__Source excerpt__.
▬▬▬▬▬▬

Keywords

1 Introduction

Object detection, as one of the most important areas in computer vision, has made impressive progress in recent years. Most state-of-the-art detectors are based on sliding window way to find the best object positions over the image. However, a sliding window method needs to evaluate a huge amount of windows [14], so it is necessary to constrain the number of locations considered for reducing computation. In order to accelerate object detection, training an objectness measure has recently attracted much attention [57, 10].

Objectness is used to quantify how likely it is for an image window to contain an object of any class [7, 18]. The goal of an objectness measure is to separate generic objects from non-objects by proposing candidate windows or proposals containing any object in an image. Generally, we divide an object detection process into two steps: coarse detection and fine detection. And, an objectness measure usually acts as a coarse detection for subsequent class-specific object detectors based on location priors. In other words, it generates proposals of bounding boxes rather than present a full detection system. Meanwhile, some other efficient classifiers [1113] have been proposed for a fine object detection by screening the candidate windows derived from objectness proposal methods.

Recently, Cheng et al. [10] put forward a fast and efficient binarized normed gradients, namely BING, for objectness estimation at 300fps. A remarkable work of the BING measure is to propose an accelerated feature version, which greatly improves computational efficiency. However, BING feature would lose a part of discriminative ability due to the approximation of the normed gradients feature. Therefore, an improvement on it is necessary for achieving a better performance. Motivated by this, we propose a boosting objectness framework to generate object proposals based on several types of features and a boosting strategy. In our framework, we preserve the speed advantage of BING and focus on improving the accuracy and efficiency by combining multiple features into boosting learning. Our features are derived from a series of difference of gaussians (DoG) of the images with given parameters. Finally, within a single image, a larger overlap with the ground-truth bounding boxes means a higher rank, then the windows at the top of the ranking list can be taken as our object proposals.

▬▬▬▬▬▬

__Provided data__.
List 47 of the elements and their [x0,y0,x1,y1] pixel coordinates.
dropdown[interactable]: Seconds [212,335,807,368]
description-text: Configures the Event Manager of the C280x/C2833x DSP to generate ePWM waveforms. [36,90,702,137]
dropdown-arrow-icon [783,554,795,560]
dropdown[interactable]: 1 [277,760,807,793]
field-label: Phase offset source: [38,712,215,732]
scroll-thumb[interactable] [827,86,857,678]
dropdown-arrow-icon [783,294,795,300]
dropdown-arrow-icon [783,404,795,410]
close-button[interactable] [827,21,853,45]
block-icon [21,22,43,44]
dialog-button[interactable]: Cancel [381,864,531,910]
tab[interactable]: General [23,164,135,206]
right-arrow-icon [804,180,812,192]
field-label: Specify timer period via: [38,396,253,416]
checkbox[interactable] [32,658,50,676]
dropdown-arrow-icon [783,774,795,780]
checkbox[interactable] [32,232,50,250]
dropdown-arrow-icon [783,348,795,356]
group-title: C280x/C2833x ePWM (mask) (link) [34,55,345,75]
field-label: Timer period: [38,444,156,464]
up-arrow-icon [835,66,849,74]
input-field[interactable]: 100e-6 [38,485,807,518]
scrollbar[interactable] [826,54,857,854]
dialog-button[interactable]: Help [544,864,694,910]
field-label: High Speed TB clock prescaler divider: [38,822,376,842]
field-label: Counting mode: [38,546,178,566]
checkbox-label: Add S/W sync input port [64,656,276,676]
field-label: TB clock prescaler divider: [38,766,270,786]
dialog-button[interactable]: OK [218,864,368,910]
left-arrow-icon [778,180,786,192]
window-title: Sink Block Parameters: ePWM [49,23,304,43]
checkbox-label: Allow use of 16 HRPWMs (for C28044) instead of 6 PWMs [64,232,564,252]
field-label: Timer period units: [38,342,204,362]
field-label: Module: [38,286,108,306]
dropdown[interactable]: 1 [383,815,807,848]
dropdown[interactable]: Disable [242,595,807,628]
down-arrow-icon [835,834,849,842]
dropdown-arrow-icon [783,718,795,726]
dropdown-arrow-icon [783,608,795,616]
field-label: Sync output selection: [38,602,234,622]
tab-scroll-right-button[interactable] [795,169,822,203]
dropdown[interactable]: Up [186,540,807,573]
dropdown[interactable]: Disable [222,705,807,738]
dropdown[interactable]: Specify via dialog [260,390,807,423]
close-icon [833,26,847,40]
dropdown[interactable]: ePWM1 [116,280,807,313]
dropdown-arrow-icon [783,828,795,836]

▬▬▬▬▬▬

__Task requirements__.
1. In the paper introduction on objectness for object detection, why do the authors consider an improvement on BING necessary? Answer in one to three sentences.
2. Resume the paper introduction on objectness for object detection, starting after its final sentence.
The lines above are separate material and are not part of the paper introduction.

__The answers__.
1. Because BING approximates the normed gradients feature, it loses part of its discriminative ability. An improvement is therefore needed to achieve better performance.

2.
2 Overview of BING [10]

The BING is a simple, fast, and high quality objectness measure by using binarized normed gradients feature. Different from amorphous background stuff, objects are standalone things with a well-defined boundary and center [8], hence gradient supporting for image edge examination is an efficient feature to extract them from background. An unusual observation is that, when resizing the corresponding image windows into a small fixed size, generic objects with well-defined closed boundary share strong correlation in normed gradients space. It is because that the little variation between closed boundaries could be brought out in such abstracted view, even though there is a huge difference between objects in terms of shape, color, texture, illumination and so on.

NG feature, i.e. a 64D normed gradients of a window, indicates the value in a 8 × 8 region (chosen for computational reasons that will explained in Sect. 3.3) of its resized normed gradients maps. Although NG feature is very simple, it has many advantages. Firstly, NG feature is insensitive to changes of translation, scale and aspect ratio. Secondly, it is extremely efficient to be calculated and verified owing to the dense compact representation. Conventionally, getting an 8 × 8 NG feature over an arbitrary rectangle window needs to calculate a loop computing access to 64 positions. To avoid the loop operations, an accelerated version of NG feature, namely BING, is proposed by using the model binary approximation [15, 20]. As a result, the objectness calculation of each image window could be tested using only a few bitwise AND and bit COUNT operations.

To learn an objectness measure of image windows, the BING follows the general idea of a two-stage cascaded SVM [9]. The first stage of cascade model aims to learn a linear classifier to select a number of proposals in sliding window way. And in the second stage, a series of classifiers for a set of active quantized sizes are trained to rank the object proposals. Accordingly, the two-stage cascaded model enables us to incorporate variability in scale and aspect ratio of objects, which are treated separately. And different types of features could easily be incorporated in training phase.

Extensive experiments are carried out to evaluate BING measure on the challenging PASCAL VOC 2007 dataset. Compared to other popular alternatives [6, 7, 9], the BING can achieve better detection performance using a smaller set of proposals, is much simpler and 1000+ times faster, while being able to predict unseen categories.

3 The Proposed Framework

In this paper, we propose a boosting objectness framework (Fig. 1) for efficiently evaluating the possibility of an image window being an object, which is composed of several analogous two-stage cascaded models [9]. Any one cascaded model, as a sub one of proposed framework, is specialized for a certain type of objects feature. The first stage learns a model to find out local maximal scores of image windows, and the second one trains a set of classifiers for windows proposed by the first to achieve a final ranking list. Finally, we define the objectness score of an image window as a linear combination of all sub model scores. The usage of multiple improved gradient features and weighting score mechanism greatly improves accuracy and efficiency of our objectness estimation.

Fig. 1.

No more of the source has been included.